- Your objective: Would you quote the material below in full and unchanged?

Start of Given data

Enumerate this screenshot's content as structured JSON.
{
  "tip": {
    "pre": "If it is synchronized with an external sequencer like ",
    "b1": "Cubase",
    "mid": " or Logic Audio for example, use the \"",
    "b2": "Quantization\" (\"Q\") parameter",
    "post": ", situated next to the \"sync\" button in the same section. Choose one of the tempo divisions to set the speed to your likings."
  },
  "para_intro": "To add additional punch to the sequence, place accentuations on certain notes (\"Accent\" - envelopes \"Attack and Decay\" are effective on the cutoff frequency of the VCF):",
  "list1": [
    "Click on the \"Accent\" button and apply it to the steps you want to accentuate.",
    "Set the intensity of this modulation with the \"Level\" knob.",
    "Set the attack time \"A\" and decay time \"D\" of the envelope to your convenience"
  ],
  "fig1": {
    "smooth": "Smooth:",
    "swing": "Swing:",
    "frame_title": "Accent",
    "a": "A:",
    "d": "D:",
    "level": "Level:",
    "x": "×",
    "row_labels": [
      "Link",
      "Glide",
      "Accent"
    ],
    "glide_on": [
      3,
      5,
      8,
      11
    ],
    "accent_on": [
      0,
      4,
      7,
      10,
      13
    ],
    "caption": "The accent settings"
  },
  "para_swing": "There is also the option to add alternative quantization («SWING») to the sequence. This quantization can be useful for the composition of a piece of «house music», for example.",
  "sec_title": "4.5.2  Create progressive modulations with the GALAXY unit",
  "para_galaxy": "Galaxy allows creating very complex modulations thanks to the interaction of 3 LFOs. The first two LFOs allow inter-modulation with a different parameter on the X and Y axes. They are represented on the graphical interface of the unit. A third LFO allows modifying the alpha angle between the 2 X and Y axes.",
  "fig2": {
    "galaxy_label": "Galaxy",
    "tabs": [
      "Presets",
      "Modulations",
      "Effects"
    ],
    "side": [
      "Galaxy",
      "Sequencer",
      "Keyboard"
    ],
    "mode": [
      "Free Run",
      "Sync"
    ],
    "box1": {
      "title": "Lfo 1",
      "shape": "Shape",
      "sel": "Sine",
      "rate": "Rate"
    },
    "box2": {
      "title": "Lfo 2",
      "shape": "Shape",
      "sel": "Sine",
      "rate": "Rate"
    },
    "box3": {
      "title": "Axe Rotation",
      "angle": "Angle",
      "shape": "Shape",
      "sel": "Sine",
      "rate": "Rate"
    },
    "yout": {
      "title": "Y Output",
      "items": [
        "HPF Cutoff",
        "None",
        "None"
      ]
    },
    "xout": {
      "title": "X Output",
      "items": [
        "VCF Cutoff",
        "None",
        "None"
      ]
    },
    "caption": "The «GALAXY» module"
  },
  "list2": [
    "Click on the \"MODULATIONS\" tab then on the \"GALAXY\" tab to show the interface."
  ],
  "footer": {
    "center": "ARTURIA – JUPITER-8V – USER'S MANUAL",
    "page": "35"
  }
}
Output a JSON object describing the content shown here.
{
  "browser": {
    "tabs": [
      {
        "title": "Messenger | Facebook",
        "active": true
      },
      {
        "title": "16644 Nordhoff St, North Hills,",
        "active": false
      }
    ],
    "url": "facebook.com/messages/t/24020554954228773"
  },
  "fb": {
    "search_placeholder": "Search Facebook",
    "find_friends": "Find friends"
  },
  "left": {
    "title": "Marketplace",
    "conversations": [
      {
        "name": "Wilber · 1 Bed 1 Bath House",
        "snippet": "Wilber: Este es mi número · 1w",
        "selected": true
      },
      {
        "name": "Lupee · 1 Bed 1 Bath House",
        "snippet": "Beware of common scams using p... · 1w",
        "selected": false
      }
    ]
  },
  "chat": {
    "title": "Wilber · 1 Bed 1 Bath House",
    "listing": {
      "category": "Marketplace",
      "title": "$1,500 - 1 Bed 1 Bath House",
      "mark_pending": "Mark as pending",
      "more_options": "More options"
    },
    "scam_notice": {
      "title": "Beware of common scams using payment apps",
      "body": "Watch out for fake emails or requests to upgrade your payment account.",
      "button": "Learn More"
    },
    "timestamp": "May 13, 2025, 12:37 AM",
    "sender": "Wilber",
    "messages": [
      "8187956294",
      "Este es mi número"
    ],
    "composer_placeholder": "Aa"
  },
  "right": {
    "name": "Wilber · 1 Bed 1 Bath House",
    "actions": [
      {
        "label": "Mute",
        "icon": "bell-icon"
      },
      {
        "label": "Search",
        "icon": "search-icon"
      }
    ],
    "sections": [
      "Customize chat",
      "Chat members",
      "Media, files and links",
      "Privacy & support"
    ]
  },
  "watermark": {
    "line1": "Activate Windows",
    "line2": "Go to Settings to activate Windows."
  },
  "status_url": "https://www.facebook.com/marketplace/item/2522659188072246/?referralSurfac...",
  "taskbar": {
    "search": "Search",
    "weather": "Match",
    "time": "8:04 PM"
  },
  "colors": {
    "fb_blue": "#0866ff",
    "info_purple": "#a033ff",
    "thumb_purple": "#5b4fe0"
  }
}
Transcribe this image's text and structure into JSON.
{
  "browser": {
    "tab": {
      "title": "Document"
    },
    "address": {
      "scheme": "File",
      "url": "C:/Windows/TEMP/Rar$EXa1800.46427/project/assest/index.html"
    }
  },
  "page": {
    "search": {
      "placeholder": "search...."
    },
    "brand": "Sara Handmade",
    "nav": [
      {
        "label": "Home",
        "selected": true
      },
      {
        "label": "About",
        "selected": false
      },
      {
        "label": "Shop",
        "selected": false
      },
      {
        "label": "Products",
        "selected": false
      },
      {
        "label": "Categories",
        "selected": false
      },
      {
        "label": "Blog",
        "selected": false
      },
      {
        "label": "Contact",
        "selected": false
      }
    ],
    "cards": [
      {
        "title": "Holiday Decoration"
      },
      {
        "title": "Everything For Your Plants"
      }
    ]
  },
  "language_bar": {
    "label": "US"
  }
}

End of Given data

- Response for this exercise:
Enumerate this screenshot's content as structured JSON.
{
  "tip": {
    "pre": "If it is synchronized with an external sequencer like ",
    "b1": "Cubase",
    "mid": " or Logic Audio for example, use the \"",
    "b2": "Quantization\" (\"Q\") parameter",
    "post": ", situated next to the \"sync\" button in the same section. Choose one of the tempo divisions to set the speed to your likings."
  },
  "para_intro": "To add additional punch to the sequence, place accentuations on certain notes (\"Accent\" - envelopes \"Attack and Decay\" are effective on the cutoff frequency of the VCF):",
  "list1": [
    "Click on the \"Accent\" button and apply it to the steps you want to accentuate.",
    "Set the intensity of this modulation with the \"Level\" knob.",
    "Set the attack time \"A\" and decay time \"D\" of the envelope to your convenience"
  ],
  "fig1": {
    "smooth": "Smooth:",
    "swing": "Swing:",
    "frame_title": "Accent",
    "a": "A:",
    "d": "D:",
    "level": "Level:",
    "x": "×",
    "row_labels": [
      "Link",
      "Glide",
      "Accent"
    ],
    "glide_on": [
      3,
      5,
      8,
      11
    ],
    "accent_on": [
      0,
      4,
      7,
      10,
      13
    ],
    "caption": "The accent settings"
  },
  "para_swing": "There is also the option to add alternative quantization («SWING») to the sequence. This quantization can be useful for the composition of a piece of «house music», for example.",
  "sec_title": "4.5.2  Create progressive modulations with the GALAXY unit",
  "para_galaxy": "Galaxy allows creating very complex modulations thanks to the interaction of 3 LFOs. The first two LFOs allow inter-modulation with a different parameter on the X and Y axes. They are represented on the graphical interface of the unit. A third LFO allows modifying the alpha angle between the 2 X and Y axes.",
  "fig2": {
    "galaxy_label": "Galaxy",
    "tabs": [
      "Presets",
      "Modulations",
      "Effects"
    ],
    "side": [
      "Galaxy",
      "Sequencer",
      "Keyboard"
    ],
    "mode": [
      "Free Run",
      "Sync"
    ],
    "box1": {
      "title": "Lfo 1",
      "shape": "Shape",
      "sel": "Sine",
      "rate": "Rate"
    },
    "box2": {
      "title": "Lfo 2",
      "shape": "Shape",
      "sel": "Sine",
      "rate": "Rate"
    },
    "box3": {
      "title": "Axe Rotation",
      "angle": "Angle",
      "shape": "Shape",
      "sel": "Sine",
      "rate": "Rate"
    },
    "yout": {
      "title": "Y Output",
      "items": [
        "HPF Cutoff",
        "None",
        "None"
      ]
    },
    "xout": {
      "title": "X Output",
      "items": [
        "VCF Cutoff",
        "None",
        "None"
      ]
    },
    "caption": "The «GALAXY» module"
  },
  "list2": [
    "Click on the \"MODULATIONS\" tab then on the \"GALAXY\" tab to show the interface."
  ],
  "footer": {
    "center": "ARTURIA – JUPITER-8V – USER'S MANUAL",
    "page": "35"
  }
}
Output a JSON object describing the content shown here.
{
  "browser": {
    "tabs": [
      {
        "title": "Messenger | Facebook",
        "active": true
      },
      {
        "title": "16644 Nordhoff St, North Hills,",
        "active": false
      }
    ],
    "url": "facebook.com/messages/t/24020554954228773"
  },
  "fb": {
    "search_placeholder": "Search Facebook",
    "find_friends": "Find friends"
  },
  "left": {
    "title": "Marketplace",
    "conversations": [
      {
        "name": "Wilber · 1 Bed 1 Bath House",
        "snippet": "Wilber: Este es mi número · 1w",
        "selected": true
      },
      {
        "name": "Lupee · 1 Bed 1 Bath House",
        "snippet": "Beware of common scams using p... · 1w",
        "selected": false
      }
    ]
  },
  "chat": {
    "title": "Wilber · 1 Bed 1 Bath House",
    "listing": {
      "category": "Marketplace",
      "title": "$1,500 - 1 Bed 1 Bath House",
      "mark_pending": "Mark as pending",
      "more_options": "More options"
    },
    "scam_notice": {
      "title": "Beware of common scams using payment apps",
      "body": "Watch out for fake emails or requests to upgrade your payment account.",
      "button": "Learn More"
    },
    "timestamp": "May 13, 2025, 12:37 AM",
    "sender": "Wilber",
    "messages": [
      "8187956294",
      "Este es mi número"
    ],
    "composer_placeholder": "Aa"
  },
  "right": {
    "name": "Wilber · 1 Bed 1 Bath House",
    "actions": [
      {
        "label": "Mute",
        "icon": "bell-icon"
      },
      {
        "label": "Search",
        "icon": "search-icon"
      }
    ],
    "sections": [
      "Customize chat",
      "Chat members",
      "Media, files and links",
      "Privacy & support"
    ]
  },
  "watermark": {
    "line1": "Activate Windows",
    "line2": "Go to Settings to activate Windows."
  },
  "status_url": "https://www.facebook.com/marketplace/item/2522659188072246/?referralSurfac...",
  "taskbar": {
    "search": "Search",
    "weather": "Match",
    "time": "8:04 PM"
  },
  "colors": {
    "fb_blue": "#0866ff",
    "info_purple": "#a033ff",
    "thumb_purple": "#5b4fe0"
  }
}
Transcribe this image's text and structure into JSON.
{
  "browser": {
    "tab": {
      "title": "Document"
    },
    "address": {
      "scheme": "File",
      "url": "C:/Windows/TEMP/Rar$EXa1800.46427/project/assest/index.html"
    }
  },
  "page": {
    "search": {
      "placeholder": "search...."
    },
    "brand": "Sara Handmade",
    "nav": [
      {
        "label": "Home",
        "selected": true
      },
      {
        "label": "About",
        "selected": false
      },
      {
        "label": "Shop",
        "selected": false
      },
      {
        "label": "Products",
        "selected": false
      },
      {
        "label": "Categories",
        "selected": false
      },
      {
        "label": "Blog",
        "selected": false
      },
      {
        "label": "Contact",
        "selected": false
      }
    ],
    "cards": [
      {
        "title": "Holiday Decoration"
      },
      {
        "title": "Everything For Your Plants"
      }
    ]
  },
  "language_bar": {
    "label": "US"
  }
}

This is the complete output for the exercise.